> **The exercise**
Copy out the entries in full and with complete accuracy; pictures are excluded.

> **Supplied data**
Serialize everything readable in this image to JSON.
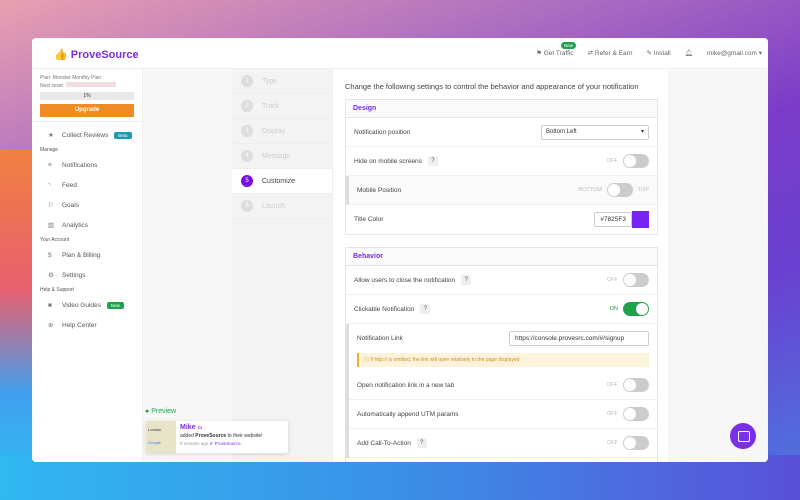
{
  "header": {
    "brand": "ProveSource",
    "get_traffic": "Get Traffic",
    "new_badge": "New",
    "refer": "Refer & Earn",
    "install": "Install",
    "account": "mike@gmail.com"
  },
  "sidebar": {
    "plan": "Plan: Monster Monthly Plan",
    "next_reset": "Next reset:",
    "usage": "1%",
    "usage_fraction": 0.01,
    "upgrade": "Upgrade",
    "collect_reviews": "Collect Reviews",
    "beta": "Beta",
    "manage": "Manage",
    "notifications": "Notifications",
    "feed": "Feed",
    "goals": "Goals",
    "analytics": "Analytics",
    "your_account": "Your Account",
    "plan_billing": "Plan & Billing",
    "settings": "Settings",
    "help_support": "Help & Support",
    "video_guides": "Video Guides",
    "new": "New",
    "help_center": "Help Center"
  },
  "steps": [
    {
      "n": "1",
      "label": "Type"
    },
    {
      "n": "2",
      "label": "Track"
    },
    {
      "n": "3",
      "label": "Display"
    },
    {
      "n": "4",
      "label": "Message"
    },
    {
      "n": "5",
      "label": "Customize"
    },
    {
      "n": "6",
      "label": "Launch"
    }
  ],
  "main": {
    "intro": "Change the following settings to control the behavior and appearance of your notification",
    "design": {
      "title": "Design",
      "position_label": "Notification position",
      "position_value": "Bottom Left",
      "hide_mobile": "Hide on mobile screens",
      "off": "OFF",
      "mobile_position": "Mobile Position",
      "bottom": "BOTTOM",
      "top": "TOP",
      "title_color": "Title Color",
      "title_color_value": "#7825F3"
    },
    "behavior": {
      "title": "Behavior",
      "allow_close": "Allow users to close the notification",
      "clickable": "Clickable Notification",
      "on": "ON",
      "off": "OFF",
      "link_label": "Notification Link",
      "link_value": "https://console.provesrc.com/#/signup",
      "warning": "If http:// is omitted, the link will open relatively to the page displayed",
      "new_tab": "Open notification link in a new tab",
      "utm": "Automatically append UTM params",
      "cta": "Add Call-To-Action"
    }
  },
  "preview": {
    "label": "Preview",
    "map_label": "London",
    "map_brand": "Google",
    "name": "Mike",
    "text_pre": "added",
    "text_bold": "ProveSource",
    "text_post": "to their website!",
    "time": "8 minutes ago",
    "verified": "ProveSource"
  }
}
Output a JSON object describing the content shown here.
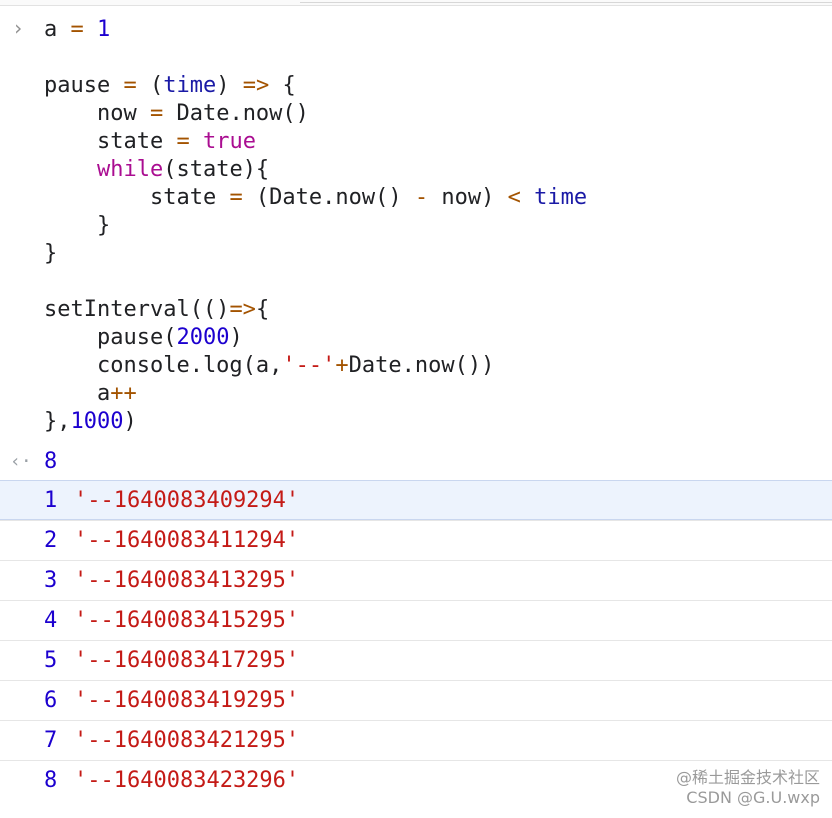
{
  "console": {
    "prompt_glyph": "›",
    "result_glyph": "‹·",
    "input_lines": [
      [
        {
          "t": "a",
          "c": "id"
        },
        {
          "t": " ",
          "c": "id"
        },
        {
          "t": "=",
          "c": "op"
        },
        {
          "t": " ",
          "c": "id"
        },
        {
          "t": "1",
          "c": "num"
        }
      ],
      [],
      [
        {
          "t": "pause",
          "c": "id"
        },
        {
          "t": " ",
          "c": "id"
        },
        {
          "t": "=",
          "c": "op"
        },
        {
          "t": " (",
          "c": "id"
        },
        {
          "t": "time",
          "c": "blue"
        },
        {
          "t": ") ",
          "c": "id"
        },
        {
          "t": "=>",
          "c": "op"
        },
        {
          "t": " {",
          "c": "id"
        }
      ],
      [
        {
          "t": "    now ",
          "c": "id"
        },
        {
          "t": "=",
          "c": "op"
        },
        {
          "t": " Date.now()",
          "c": "id"
        }
      ],
      [
        {
          "t": "    state ",
          "c": "id"
        },
        {
          "t": "=",
          "c": "op"
        },
        {
          "t": " ",
          "c": "id"
        },
        {
          "t": "true",
          "c": "kw"
        }
      ],
      [
        {
          "t": "    ",
          "c": "id"
        },
        {
          "t": "while",
          "c": "kw"
        },
        {
          "t": "(state){",
          "c": "id"
        }
      ],
      [
        {
          "t": "        state ",
          "c": "id"
        },
        {
          "t": "=",
          "c": "op"
        },
        {
          "t": " (Date.now() ",
          "c": "id"
        },
        {
          "t": "-",
          "c": "op"
        },
        {
          "t": " now) ",
          "c": "id"
        },
        {
          "t": "<",
          "c": "op"
        },
        {
          "t": " ",
          "c": "id"
        },
        {
          "t": "time",
          "c": "blue"
        }
      ],
      [
        {
          "t": "    }",
          "c": "id"
        }
      ],
      [
        {
          "t": "}",
          "c": "id"
        }
      ],
      [],
      [
        {
          "t": "setInterval(()",
          "c": "id"
        },
        {
          "t": "=>",
          "c": "op"
        },
        {
          "t": "{",
          "c": "id"
        }
      ],
      [
        {
          "t": "    pause(",
          "c": "id"
        },
        {
          "t": "2000",
          "c": "num"
        },
        {
          "t": ")",
          "c": "id"
        }
      ],
      [
        {
          "t": "    console.log(a,",
          "c": "id"
        },
        {
          "t": "'--'",
          "c": "str"
        },
        {
          "t": "+",
          "c": "op"
        },
        {
          "t": "Date.now())",
          "c": "id"
        }
      ],
      [
        {
          "t": "    a",
          "c": "id"
        },
        {
          "t": "++",
          "c": "op"
        }
      ],
      [
        {
          "t": "},",
          "c": "id"
        },
        {
          "t": "1000",
          "c": "num"
        },
        {
          "t": ")",
          "c": "id"
        }
      ]
    ],
    "result": "8",
    "logs": [
      {
        "num": "1",
        "str": "'--1640083409294'"
      },
      {
        "num": "2",
        "str": "'--1640083411294'"
      },
      {
        "num": "3",
        "str": "'--1640083413295'"
      },
      {
        "num": "4",
        "str": "'--1640083415295'"
      },
      {
        "num": "5",
        "str": "'--1640083417295'"
      },
      {
        "num": "6",
        "str": "'--1640083419295'"
      },
      {
        "num": "7",
        "str": "'--1640083421295'"
      },
      {
        "num": "8",
        "str": "'--1640083423296'"
      }
    ],
    "highlighted_log_index": 0
  },
  "watermark": {
    "line1": "@稀土掘金技术社区",
    "line2": "CSDN @G.U.wxp"
  },
  "colors": {
    "keyword": "#aa0d91",
    "number": "#1c00cf",
    "operator": "#a35300",
    "string": "#c41a16",
    "identifier": "#202124",
    "highlight_row": "#edf3fd"
  }
}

> **Exercise output**
Serialize everything readable in this image to JSON.
{
  "header": {
    "brand": "ProveSource",
    "get_traffic": "Get Traffic",
    "new_badge": "New",
    "refer": "Refer & Earn",
    "install": "Install",
    "account": "mike@gmail.com"
  },
  "sidebar": {
    "plan": "Plan: Monster Monthly Plan",
    "next_reset": "Next reset:",
    "usage": "1%",
    "usage_fraction": 0.01,
    "upgrade": "Upgrade",
    "collect_reviews": "Collect Reviews",
    "beta": "Beta",
    "manage": "Manage",
    "notifications": "Notifications",
    "feed": "Feed",
    "goals": "Goals",
    "analytics": "Analytics",
    "your_account": "Your Account",
    "plan_billing": "Plan & Billing",
    "settings": "Settings",
    "help_support": "Help & Support",
    "video_guides": "Video Guides",
    "new": "New",
    "help_center": "Help Center"
  },
  "steps": [
    {
      "n": "1",
      "label": "Type"
    },
    {
      "n": "2",
      "label": "Track"
    },
    {
      "n": "3",
      "label": "Display"
    },
    {
      "n": "4",
      "label": "Message"
    },
    {
      "n": "5",
      "label": "Customize"
    },
    {
      "n": "6",
      "label": "Launch"
    }
  ],
  "main": {
    "intro": "Change the following settings to control the behavior and appearance of your notification",
    "design": {
      "title": "Design",
      "position_label": "Notification position",
      "position_value": "Bottom Left",
      "hide_mobile": "Hide on mobile screens",
      "off": "OFF",
      "mobile_position": "Mobile Position",
      "bottom": "BOTTOM",
      "top": "TOP",
      "title_color": "Title Color",
      "title_color_value": "#7825F3"
    },
    "behavior": {
      "title": "Behavior",
      "allow_close": "Allow users to close the notification",
      "clickable": "Clickable Notification",
      "on": "ON",
      "off": "OFF",
      "link_label": "Notification Link",
      "link_value": "https://console.provesrc.com/#/signup",
      "warning": "If http:// is omitted, the link will open relatively to the page displayed",
      "new_tab": "Open notification link in a new tab",
      "utm": "Automatically append UTM params",
      "cta": "Add Call-To-Action"
    }
  },
  "preview": {
    "label": "Preview",
    "map_label": "London",
    "map_brand": "Google",
    "name": "Mike",
    "text_pre": "added",
    "text_bold": "ProveSource",
    "text_post": "to their website!",
    "time": "8 minutes ago",
    "verified": "ProveSource"
  }
}
Output a JSON object describing the content shown here.
{
  "console": {
    "prompt_glyph": "›",
    "result_glyph": "‹·",
    "input_lines": [
      [
        {
          "t": "a",
          "c": "id"
        },
        {
          "t": " ",
          "c": "id"
        },
        {
          "t": "=",
          "c": "op"
        },
        {
          "t": " ",
          "c": "id"
        },
        {
          "t": "1",
          "c": "num"
        }
      ],
      [],
      [
        {
          "t": "pause",
          "c": "id"
        },
        {
          "t": " ",
          "c": "id"
        },
        {
          "t": "=",
          "c": "op"
        },
        {
          "t": " (",
          "c": "id"
        },
        {
          "t": "time",
          "c": "blue"
        },
        {
          "t": ") ",
          "c": "id"
        },
        {
          "t": "=>",
          "c": "op"
        },
        {
          "t": " {",
          "c": "id"
        }
      ],
      [
        {
          "t": "    now ",
          "c": "id"
        },
        {
          "t": "=",
          "c": "op"
        },
        {
          "t": " Date.now()",
          "c": "id"
        }
      ],
      [
        {
          "t": "    state ",
          "c": "id"
        },
        {
          "t": "=",
          "c": "op"
        },
        {
          "t": " ",
          "c": "id"
        },
        {
          "t": "true",
          "c": "kw"
        }
      ],
      [
        {
          "t": "    ",
          "c": "id"
        },
        {
          "t": "while",
          "c": "kw"
        },
        {
          "t": "(state){",
          "c": "id"
        }
      ],
      [
        {
          "t": "        state ",
          "c": "id"
        },
        {
          "t": "=",
          "c": "op"
        },
        {
          "t": " (Date.now() ",
          "c": "id"
        },
        {
          "t": "-",
          "c": "op"
        },
        {
          "t": " now) ",
          "c": "id"
        },
        {
          "t": "<",
          "c": "op"
        },
        {
          "t": " ",
          "c": "id"
        },
        {
          "t": "time",
          "c": "blue"
        }
      ],
      [
        {
          "t": "    }",
          "c": "id"
        }
      ],
      [
        {
          "t": "}",
          "c": "id"
        }
      ],
      [],
      [
        {
          "t": "setInterval(()",
          "c": "id"
        },
        {
          "t": "=>",
          "c": "op"
        },
        {
          "t": "{",
          "c": "id"
        }
      ],
      [
        {
          "t": "    pause(",
          "c": "id"
        },
        {
          "t": "2000",
          "c": "num"
        },
        {
          "t": ")",
          "c": "id"
        }
      ],
      [
        {
          "t": "    console.log(a,",
          "c": "id"
        },
        {
          "t": "'--'",
          "c": "str"
        },
        {
          "t": "+",
          "c": "op"
        },
        {
          "t": "Date.now())",
          "c": "id"
        }
      ],
      [
        {
          "t": "    a",
          "c": "id"
        },
        {
          "t": "++",
          "c": "op"
        }
      ],
      [
        {
          "t": "},",
          "c": "id"
        },
        {
          "t": "1000",
          "c": "num"
        },
        {
          "t": ")",
          "c": "id"
        }
      ]
    ],
    "result": "8",
    "logs": [
      {
        "num": "1",
        "str": "'--1640083409294'"
      },
      {
        "num": "2",
        "str": "'--1640083411294'"
      },
      {
        "num": "3",
        "str": "'--1640083413295'"
      },
      {
        "num": "4",
        "str": "'--1640083415295'"
      },
      {
        "num": "5",
        "str": "'--1640083417295'"
      },
      {
        "num": "6",
        "str": "'--1640083419295'"
      },
      {
        "num": "7",
        "str": "'--1640083421295'"
      },
      {
        "num": "8",
        "str": "'--1640083423296'"
      }
    ],
    "highlighted_log_index": 0
  },
  "watermark": {
    "line1": "@稀土掘金技术社区",
    "line2": "CSDN @G.U.wxp"
  },
  "colors": {
    "keyword": "#aa0d91",
    "number": "#1c00cf",
    "operator": "#a35300",
    "string": "#c41a16",
    "identifier": "#202124",
    "highlight_row": "#edf3fd"
  }
}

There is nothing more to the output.